REQUIRED TASK: State the number of lines that include the string "changes", and write nothing else.
[Start GIVEN RECORDS]
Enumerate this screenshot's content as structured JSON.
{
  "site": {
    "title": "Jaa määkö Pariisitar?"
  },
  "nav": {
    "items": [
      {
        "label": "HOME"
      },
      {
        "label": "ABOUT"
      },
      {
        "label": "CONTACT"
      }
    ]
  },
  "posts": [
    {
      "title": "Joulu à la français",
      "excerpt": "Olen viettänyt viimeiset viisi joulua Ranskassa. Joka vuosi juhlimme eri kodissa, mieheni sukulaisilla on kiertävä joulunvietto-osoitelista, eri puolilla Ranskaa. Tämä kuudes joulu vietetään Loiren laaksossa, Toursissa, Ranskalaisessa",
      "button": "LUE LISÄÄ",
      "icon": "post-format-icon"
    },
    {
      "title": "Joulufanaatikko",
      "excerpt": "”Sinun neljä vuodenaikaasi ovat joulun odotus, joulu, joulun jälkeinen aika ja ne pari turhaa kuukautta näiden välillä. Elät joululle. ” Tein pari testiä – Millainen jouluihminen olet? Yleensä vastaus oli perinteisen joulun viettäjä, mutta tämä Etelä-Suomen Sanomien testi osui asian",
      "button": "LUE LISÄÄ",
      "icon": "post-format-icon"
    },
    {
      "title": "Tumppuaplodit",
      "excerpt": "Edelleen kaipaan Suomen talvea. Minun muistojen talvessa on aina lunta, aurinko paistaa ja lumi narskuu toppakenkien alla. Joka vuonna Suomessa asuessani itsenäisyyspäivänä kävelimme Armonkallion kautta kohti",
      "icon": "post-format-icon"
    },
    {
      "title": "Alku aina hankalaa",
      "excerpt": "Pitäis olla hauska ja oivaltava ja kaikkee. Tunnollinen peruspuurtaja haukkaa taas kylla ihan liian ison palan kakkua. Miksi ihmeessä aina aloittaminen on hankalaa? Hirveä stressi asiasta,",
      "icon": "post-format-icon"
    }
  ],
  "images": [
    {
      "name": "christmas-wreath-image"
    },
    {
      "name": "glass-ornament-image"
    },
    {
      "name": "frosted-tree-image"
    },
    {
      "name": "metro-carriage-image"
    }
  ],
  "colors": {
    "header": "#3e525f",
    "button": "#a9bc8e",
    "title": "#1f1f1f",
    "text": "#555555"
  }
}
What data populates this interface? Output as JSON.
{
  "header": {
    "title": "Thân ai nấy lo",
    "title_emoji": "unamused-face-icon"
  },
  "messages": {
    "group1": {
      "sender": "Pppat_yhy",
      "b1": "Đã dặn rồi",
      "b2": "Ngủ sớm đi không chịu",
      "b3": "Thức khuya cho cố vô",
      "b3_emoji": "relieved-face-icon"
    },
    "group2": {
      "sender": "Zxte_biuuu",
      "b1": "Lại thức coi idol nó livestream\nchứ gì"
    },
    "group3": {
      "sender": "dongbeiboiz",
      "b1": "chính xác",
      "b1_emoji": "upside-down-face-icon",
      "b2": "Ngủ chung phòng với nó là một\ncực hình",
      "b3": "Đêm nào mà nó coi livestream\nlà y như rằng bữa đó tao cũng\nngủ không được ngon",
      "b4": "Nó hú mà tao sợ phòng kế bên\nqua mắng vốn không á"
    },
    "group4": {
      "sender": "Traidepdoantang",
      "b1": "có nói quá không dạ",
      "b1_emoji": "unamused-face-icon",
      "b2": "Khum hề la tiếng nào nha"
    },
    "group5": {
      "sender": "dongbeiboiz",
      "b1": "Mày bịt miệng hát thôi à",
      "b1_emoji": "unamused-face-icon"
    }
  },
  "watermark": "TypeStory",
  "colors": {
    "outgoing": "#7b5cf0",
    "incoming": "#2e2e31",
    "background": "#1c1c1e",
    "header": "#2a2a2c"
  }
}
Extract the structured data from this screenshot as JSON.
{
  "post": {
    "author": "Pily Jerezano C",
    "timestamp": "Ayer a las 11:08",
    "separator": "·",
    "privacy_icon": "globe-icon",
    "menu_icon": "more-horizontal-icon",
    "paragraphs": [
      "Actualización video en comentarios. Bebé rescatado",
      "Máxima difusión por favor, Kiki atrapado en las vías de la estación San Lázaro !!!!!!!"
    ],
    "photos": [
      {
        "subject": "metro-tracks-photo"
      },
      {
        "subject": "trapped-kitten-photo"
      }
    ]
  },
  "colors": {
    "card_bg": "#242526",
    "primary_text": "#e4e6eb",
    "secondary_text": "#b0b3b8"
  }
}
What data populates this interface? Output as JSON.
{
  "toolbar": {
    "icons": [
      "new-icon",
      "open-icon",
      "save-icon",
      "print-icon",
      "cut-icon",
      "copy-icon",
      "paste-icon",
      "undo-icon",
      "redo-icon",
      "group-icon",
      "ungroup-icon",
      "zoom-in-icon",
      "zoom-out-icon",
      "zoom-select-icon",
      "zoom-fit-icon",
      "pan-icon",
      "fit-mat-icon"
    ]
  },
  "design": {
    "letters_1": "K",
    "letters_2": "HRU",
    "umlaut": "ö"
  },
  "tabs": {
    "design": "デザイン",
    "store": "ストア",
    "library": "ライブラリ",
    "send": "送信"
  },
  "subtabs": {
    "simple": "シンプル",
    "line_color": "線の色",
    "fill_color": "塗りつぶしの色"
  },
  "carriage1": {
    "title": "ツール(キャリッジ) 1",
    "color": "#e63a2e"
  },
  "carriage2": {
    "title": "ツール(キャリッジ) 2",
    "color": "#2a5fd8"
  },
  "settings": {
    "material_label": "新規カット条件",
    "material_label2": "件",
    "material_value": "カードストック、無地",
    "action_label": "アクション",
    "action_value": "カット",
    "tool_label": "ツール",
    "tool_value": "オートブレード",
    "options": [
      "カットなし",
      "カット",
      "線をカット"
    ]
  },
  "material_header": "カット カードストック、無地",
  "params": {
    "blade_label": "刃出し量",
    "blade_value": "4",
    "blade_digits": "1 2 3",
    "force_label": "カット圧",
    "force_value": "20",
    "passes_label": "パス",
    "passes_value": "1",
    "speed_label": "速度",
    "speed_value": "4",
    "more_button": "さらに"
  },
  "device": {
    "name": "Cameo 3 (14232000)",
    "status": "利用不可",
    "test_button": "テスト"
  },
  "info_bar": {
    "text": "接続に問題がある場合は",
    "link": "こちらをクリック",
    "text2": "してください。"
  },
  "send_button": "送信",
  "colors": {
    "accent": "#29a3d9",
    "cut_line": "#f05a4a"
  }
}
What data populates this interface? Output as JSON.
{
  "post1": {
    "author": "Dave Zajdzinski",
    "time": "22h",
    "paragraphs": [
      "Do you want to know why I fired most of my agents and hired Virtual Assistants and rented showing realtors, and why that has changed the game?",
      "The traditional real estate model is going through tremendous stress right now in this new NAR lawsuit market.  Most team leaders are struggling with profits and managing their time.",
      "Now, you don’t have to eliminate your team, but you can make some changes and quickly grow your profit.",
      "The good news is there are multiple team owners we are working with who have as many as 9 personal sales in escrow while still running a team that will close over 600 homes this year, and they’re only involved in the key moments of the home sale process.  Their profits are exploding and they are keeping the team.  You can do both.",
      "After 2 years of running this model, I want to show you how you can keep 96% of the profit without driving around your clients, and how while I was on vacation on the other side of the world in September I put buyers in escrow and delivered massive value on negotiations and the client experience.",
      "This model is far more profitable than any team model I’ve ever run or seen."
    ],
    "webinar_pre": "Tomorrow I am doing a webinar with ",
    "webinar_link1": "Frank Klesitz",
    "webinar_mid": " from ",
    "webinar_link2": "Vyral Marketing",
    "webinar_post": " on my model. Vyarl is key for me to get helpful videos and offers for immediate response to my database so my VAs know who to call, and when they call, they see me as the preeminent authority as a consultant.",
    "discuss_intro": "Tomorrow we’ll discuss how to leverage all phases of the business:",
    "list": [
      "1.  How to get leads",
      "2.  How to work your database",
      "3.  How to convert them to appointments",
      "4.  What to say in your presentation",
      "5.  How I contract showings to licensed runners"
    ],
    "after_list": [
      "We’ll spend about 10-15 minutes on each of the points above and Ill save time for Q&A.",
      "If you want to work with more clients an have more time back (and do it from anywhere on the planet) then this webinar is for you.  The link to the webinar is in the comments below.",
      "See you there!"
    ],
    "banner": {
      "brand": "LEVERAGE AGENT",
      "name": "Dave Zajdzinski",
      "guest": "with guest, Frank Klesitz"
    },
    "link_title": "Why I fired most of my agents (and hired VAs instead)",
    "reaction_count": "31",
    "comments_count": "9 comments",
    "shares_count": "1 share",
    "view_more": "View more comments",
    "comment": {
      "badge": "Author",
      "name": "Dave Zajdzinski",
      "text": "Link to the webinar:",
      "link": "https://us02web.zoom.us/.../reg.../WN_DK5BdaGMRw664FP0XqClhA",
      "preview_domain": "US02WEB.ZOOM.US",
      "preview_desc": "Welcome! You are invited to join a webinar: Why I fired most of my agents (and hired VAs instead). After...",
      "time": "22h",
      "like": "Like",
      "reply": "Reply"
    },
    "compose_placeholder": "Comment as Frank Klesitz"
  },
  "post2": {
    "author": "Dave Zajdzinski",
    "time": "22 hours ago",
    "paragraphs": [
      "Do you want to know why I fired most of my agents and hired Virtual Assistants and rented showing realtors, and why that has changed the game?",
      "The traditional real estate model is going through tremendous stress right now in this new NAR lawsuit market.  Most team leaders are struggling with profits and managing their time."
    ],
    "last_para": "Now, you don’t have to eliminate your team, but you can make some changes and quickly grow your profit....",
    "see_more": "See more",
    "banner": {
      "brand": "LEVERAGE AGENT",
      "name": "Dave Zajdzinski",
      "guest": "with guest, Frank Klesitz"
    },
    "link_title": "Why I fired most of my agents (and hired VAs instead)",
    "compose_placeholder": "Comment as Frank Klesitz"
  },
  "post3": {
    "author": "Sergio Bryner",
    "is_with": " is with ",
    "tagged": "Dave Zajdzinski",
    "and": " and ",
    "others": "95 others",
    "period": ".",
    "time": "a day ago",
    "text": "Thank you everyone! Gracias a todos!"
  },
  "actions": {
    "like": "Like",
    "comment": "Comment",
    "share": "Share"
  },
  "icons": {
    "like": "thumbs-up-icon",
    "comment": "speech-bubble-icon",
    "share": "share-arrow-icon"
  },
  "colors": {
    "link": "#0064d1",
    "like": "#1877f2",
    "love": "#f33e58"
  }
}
[End GIVEN RECORDS]
SOLUTION TO THIS TASK: 2